GOAL: Return the whole listing exactly as it stands.

[Extracted records]

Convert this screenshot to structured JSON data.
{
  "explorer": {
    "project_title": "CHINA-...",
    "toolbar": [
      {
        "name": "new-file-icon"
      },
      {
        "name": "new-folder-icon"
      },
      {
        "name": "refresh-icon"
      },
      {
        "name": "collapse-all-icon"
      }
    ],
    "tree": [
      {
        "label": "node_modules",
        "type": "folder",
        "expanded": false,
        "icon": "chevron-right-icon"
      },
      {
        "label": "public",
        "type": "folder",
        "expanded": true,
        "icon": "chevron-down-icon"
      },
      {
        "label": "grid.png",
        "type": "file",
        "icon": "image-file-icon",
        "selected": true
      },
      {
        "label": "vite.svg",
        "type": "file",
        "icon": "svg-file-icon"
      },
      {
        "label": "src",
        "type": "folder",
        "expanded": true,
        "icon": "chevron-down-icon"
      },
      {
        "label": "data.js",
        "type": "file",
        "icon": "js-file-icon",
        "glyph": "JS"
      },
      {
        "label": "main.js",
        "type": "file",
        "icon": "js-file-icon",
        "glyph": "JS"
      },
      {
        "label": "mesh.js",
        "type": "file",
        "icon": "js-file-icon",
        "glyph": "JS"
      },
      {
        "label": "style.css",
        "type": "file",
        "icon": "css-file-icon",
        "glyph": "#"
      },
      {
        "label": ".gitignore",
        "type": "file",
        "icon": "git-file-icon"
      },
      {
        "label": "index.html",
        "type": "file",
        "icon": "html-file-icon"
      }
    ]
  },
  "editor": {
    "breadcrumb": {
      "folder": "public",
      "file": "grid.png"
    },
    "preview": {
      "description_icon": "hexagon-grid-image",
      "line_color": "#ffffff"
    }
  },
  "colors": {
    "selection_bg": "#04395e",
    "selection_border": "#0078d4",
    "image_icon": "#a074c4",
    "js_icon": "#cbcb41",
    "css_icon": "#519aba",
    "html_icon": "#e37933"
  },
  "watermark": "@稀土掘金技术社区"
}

TASK SOLUTION:
Convert this screenshot to structured JSON data.
{
  "explorer": {
    "project_title": "CHINA-...",
    "toolbar": [
      {
        "name": "new-file-icon"
      },
      {
        "name": "new-folder-icon"
      },
      {
        "name": "refresh-icon"
      },
      {
        "name": "collapse-all-icon"
      }
    ],
    "tree": [
      {
        "label": "node_modules",
        "type": "folder",
        "expanded": false,
        "icon": "chevron-right-icon"
      },
      {
        "label": "public",
        "type": "folder",
        "expanded": true,
        "icon": "chevron-down-icon"
      },
      {
        "label": "grid.png",
        "type": "file",
        "icon": "image-file-icon",
        "selected": true
      },
      {
        "label": "vite.svg",
        "type": "file",
        "icon": "svg-file-icon"
      },
      {
        "label": "src",
        "type": "folder",
        "expanded": true,
        "icon": "chevron-down-icon"
      },
      {
        "label": "data.js",
        "type": "file",
        "icon": "js-file-icon",
        "glyph": "JS"
      },
      {
        "label": "main.js",
        "type": "file",
        "icon": "js-file-icon",
        "glyph": "JS"
      },
      {
        "label": "mesh.js",
        "type": "file",
        "icon": "js-file-icon",
        "glyph": "JS"
      },
      {
        "label": "style.css",
        "type": "file",
        "icon": "css-file-icon",
        "glyph": "#"
      },
      {
        "label": ".gitignore",
        "type": "file",
        "icon": "git-file-icon"
      },
      {
        "label": "index.html",
        "type": "file",
        "icon": "html-file-icon"
      }
    ]
  },
  "editor": {
    "breadcrumb": {
      "folder": "public",
      "file": "grid.png"
    },
    "preview": {
      "description_icon": "hexagon-grid-image",
      "line_color": "#ffffff"
    }
  },
  "colors": {
    "selection_bg": "#04395e",
    "selection_border": "#0078d4",
    "image_icon": "#a074c4",
    "js_icon": "#cbcb41",
    "css_icon": "#519aba",
    "html_icon": "#e37933"
  },
  "watermark": "@稀土掘金技术社区"
}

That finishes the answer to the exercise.